--- Goal of the exercise ---
Write out the whole of the material exactly.

─── Material for this task

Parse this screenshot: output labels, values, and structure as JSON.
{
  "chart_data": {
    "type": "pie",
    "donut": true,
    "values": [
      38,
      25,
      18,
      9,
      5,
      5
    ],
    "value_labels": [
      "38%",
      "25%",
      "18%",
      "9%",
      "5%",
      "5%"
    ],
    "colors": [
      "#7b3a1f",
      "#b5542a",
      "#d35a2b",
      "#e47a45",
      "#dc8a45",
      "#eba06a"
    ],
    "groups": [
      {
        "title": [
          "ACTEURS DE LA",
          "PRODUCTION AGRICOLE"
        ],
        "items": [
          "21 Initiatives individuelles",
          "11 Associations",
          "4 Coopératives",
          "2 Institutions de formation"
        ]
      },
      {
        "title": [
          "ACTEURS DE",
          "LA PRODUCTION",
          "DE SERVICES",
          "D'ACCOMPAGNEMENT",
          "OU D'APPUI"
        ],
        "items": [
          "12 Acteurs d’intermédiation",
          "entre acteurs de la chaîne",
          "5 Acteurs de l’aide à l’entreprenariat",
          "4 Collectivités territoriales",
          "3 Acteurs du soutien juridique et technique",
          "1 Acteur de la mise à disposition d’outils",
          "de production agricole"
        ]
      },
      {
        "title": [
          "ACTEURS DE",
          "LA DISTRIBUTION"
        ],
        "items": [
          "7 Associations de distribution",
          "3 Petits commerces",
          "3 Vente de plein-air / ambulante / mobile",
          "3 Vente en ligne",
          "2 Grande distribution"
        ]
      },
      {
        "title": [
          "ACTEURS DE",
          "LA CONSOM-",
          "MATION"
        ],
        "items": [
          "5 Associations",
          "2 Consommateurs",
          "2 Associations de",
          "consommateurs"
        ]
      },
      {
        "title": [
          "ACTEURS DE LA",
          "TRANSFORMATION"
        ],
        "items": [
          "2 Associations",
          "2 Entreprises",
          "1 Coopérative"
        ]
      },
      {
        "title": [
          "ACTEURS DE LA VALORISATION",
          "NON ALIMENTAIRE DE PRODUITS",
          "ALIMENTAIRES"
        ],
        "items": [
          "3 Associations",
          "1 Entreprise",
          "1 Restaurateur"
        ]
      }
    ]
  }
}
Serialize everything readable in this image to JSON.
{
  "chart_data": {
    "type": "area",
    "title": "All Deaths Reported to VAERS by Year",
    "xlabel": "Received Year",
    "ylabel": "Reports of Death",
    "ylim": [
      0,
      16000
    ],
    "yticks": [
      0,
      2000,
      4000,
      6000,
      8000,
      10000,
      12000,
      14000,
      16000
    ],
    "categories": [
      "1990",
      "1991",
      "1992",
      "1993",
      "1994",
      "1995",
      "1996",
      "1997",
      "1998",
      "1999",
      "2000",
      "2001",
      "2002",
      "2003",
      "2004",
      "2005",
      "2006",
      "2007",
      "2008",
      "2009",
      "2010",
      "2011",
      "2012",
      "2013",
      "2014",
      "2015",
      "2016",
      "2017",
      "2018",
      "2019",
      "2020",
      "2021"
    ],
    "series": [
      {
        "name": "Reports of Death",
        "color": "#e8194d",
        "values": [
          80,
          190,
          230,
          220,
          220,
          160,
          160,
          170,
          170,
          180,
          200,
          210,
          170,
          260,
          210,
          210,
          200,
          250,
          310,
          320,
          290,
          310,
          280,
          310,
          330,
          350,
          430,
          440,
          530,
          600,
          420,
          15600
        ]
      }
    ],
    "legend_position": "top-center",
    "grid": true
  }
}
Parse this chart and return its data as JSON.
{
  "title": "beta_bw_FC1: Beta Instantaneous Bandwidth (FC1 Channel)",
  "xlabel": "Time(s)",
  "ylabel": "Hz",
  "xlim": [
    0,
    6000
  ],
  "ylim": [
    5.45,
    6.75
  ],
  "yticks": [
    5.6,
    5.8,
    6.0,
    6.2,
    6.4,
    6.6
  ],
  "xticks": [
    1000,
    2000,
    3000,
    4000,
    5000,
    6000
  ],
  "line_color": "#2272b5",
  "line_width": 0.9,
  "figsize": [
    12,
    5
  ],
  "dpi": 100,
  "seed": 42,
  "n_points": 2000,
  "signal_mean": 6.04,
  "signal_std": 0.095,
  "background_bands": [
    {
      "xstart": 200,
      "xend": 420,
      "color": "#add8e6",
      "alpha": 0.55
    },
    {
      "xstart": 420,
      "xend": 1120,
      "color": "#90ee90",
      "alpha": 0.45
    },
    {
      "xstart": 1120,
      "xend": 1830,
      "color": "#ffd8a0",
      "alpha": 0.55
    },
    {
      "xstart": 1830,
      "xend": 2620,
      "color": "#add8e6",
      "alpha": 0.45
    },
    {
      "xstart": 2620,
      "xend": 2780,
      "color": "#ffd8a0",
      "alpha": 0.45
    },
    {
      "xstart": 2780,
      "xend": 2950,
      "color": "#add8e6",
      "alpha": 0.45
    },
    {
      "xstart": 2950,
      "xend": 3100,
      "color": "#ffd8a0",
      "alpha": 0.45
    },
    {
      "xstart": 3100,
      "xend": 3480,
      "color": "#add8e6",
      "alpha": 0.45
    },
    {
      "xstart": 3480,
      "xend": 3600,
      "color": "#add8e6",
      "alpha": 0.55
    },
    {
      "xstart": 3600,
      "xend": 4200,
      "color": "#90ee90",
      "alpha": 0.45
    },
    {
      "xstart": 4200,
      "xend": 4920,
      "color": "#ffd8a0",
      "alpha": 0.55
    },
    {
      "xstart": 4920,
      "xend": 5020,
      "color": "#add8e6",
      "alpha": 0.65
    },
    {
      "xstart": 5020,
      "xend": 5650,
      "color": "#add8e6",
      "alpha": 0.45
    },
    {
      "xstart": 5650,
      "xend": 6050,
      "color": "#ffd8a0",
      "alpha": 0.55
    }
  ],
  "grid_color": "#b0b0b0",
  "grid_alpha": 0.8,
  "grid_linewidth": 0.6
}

──────

--- Exercise response ---
Parse this screenshot: output labels, values, and structure as JSON.
{
  "chart_data": {
    "type": "pie",
    "donut": true,
    "values": [
      38,
      25,
      18,
      9,
      5,
      5
    ],
    "value_labels": [
      "38%",
      "25%",
      "18%",
      "9%",
      "5%",
      "5%"
    ],
    "colors": [
      "#7b3a1f",
      "#b5542a",
      "#d35a2b",
      "#e47a45",
      "#dc8a45",
      "#eba06a"
    ],
    "groups": [
      {
        "title": [
          "ACTEURS DE LA",
          "PRODUCTION AGRICOLE"
        ],
        "items": [
          "21 Initiatives individuelles",
          "11 Associations",
          "4 Coopératives",
          "2 Institutions de formation"
        ]
      },
      {
        "title": [
          "ACTEURS DE",
          "LA PRODUCTION",
          "DE SERVICES",
          "D'ACCOMPAGNEMENT",
          "OU D'APPUI"
        ],
        "items": [
          "12 Acteurs d’intermédiation",
          "entre acteurs de la chaîne",
          "5 Acteurs de l’aide à l’entreprenariat",
          "4 Collectivités territoriales",
          "3 Acteurs du soutien juridique et technique",
          "1 Acteur de la mise à disposition d’outils",
          "de production agricole"
        ]
      },
      {
        "title": [
          "ACTEURS DE",
          "LA DISTRIBUTION"
        ],
        "items": [
          "7 Associations de distribution",
          "3 Petits commerces",
          "3 Vente de plein-air / ambulante / mobile",
          "3 Vente en ligne",
          "2 Grande distribution"
        ]
      },
      {
        "title": [
          "ACTEURS DE",
          "LA CONSOM-",
          "MATION"
        ],
        "items": [
          "5 Associations",
          "2 Consommateurs",
          "2 Associations de",
          "consommateurs"
        ]
      },
      {
        "title": [
          "ACTEURS DE LA",
          "TRANSFORMATION"
        ],
        "items": [
          "2 Associations",
          "2 Entreprises",
          "1 Coopérative"
        ]
      },
      {
        "title": [
          "ACTEURS DE LA VALORISATION",
          "NON ALIMENTAIRE DE PRODUITS",
          "ALIMENTAIRES"
        ],
        "items": [
          "3 Associations",
          "1 Entreprise",
          "1 Restaurateur"
        ]
      }
    ]
  }
}
Serialize everything readable in this image to JSON.
{
  "chart_data": {
    "type": "area",
    "title": "All Deaths Reported to VAERS by Year",
    "xlabel": "Received Year",
    "ylabel": "Reports of Death",
    "ylim": [
      0,
      16000
    ],
    "yticks": [
      0,
      2000,
      4000,
      6000,
      8000,
      10000,
      12000,
      14000,
      16000
    ],
    "categories": [
      "1990",
      "1991",
      "1992",
      "1993",
      "1994",
      "1995",
      "1996",
      "1997",
      "1998",
      "1999",
      "2000",
      "2001",
      "2002",
      "2003",
      "2004",
      "2005",
      "2006",
      "2007",
      "2008",
      "2009",
      "2010",
      "2011",
      "2012",
      "2013",
      "2014",
      "2015",
      "2016",
      "2017",
      "2018",
      "2019",
      "2020",
      "2021"
    ],
    "series": [
      {
        "name": "Reports of Death",
        "color": "#e8194d",
        "values": [
          80,
          190,
          230,
          220,
          220,
          160,
          160,
          170,
          170,
          180,
          200,
          210,
          170,
          260,
          210,
          210,
          200,
          250,
          310,
          320,
          290,
          310,
          280,
          310,
          330,
          350,
          430,
          440,
          530,
          600,
          420,
          15600
        ]
      }
    ],
    "legend_position": "top-center",
    "grid": true
  }
}
Parse this chart and return its data as JSON.
{
  "title": "beta_bw_FC1: Beta Instantaneous Bandwidth (FC1 Channel)",
  "xlabel": "Time(s)",
  "ylabel": "Hz",
  "xlim": [
    0,
    6000
  ],
  "ylim": [
    5.45,
    6.75
  ],
  "yticks": [
    5.6,
    5.8,
    6.0,
    6.2,
    6.4,
    6.6
  ],
  "xticks": [
    1000,
    2000,
    3000,
    4000,
    5000,
    6000
  ],
  "line_color": "#2272b5",
  "line_width": 0.9,
  "figsize": [
    12,
    5
  ],
  "dpi": 100,
  "seed": 42,
  "n_points": 2000,
  "signal_mean": 6.04,
  "signal_std": 0.095,
  "background_bands": [
    {
      "xstart": 200,
      "xend": 420,
      "color": "#add8e6",
      "alpha": 0.55
    },
    {
      "xstart": 420,
      "xend": 1120,
      "color": "#90ee90",
      "alpha": 0.45
    },
    {
      "xstart": 1120,
      "xend": 1830,
      "color": "#ffd8a0",
      "alpha": 0.55
    },
    {
      "xstart": 1830,
      "xend": 2620,
      "color": "#add8e6",
      "alpha": 0.45
    },
    {
      "xstart": 2620,
      "xend": 2780,
      "color": "#ffd8a0",
      "alpha": 0.45
    },
    {
      "xstart": 2780,
      "xend": 2950,
      "color": "#add8e6",
      "alpha": 0.45
    },
    {
      "xstart": 2950,
      "xend": 3100,
      "color": "#ffd8a0",
      "alpha": 0.45
    },
    {
      "xstart": 3100,
      "xend": 3480,
      "color": "#add8e6",
      "alpha": 0.45
    },
    {
      "xstart": 3480,
      "xend": 3600,
      "color": "#add8e6",
      "alpha": 0.55
    },
    {
      "xstart": 3600,
      "xend": 4200,
      "color": "#90ee90",
      "alpha": 0.45
    },
    {
      "xstart": 4200,
      "xend": 4920,
      "color": "#ffd8a0",
      "alpha": 0.55
    },
    {
      "xstart": 4920,
      "xend": 5020,
      "color": "#add8e6",
      "alpha": 0.65
    },
    {
      "xstart": 5020,
      "xend": 5650,
      "color": "#add8e6",
      "alpha": 0.45
    },
    {
      "xstart": 5650,
      "xend": 6050,
      "color": "#ffd8a0",
      "alpha": 0.55
    }
  ],
  "grid_color": "#b0b0b0",
  "grid_alpha": 0.8,
  "grid_linewidth": 0.6
}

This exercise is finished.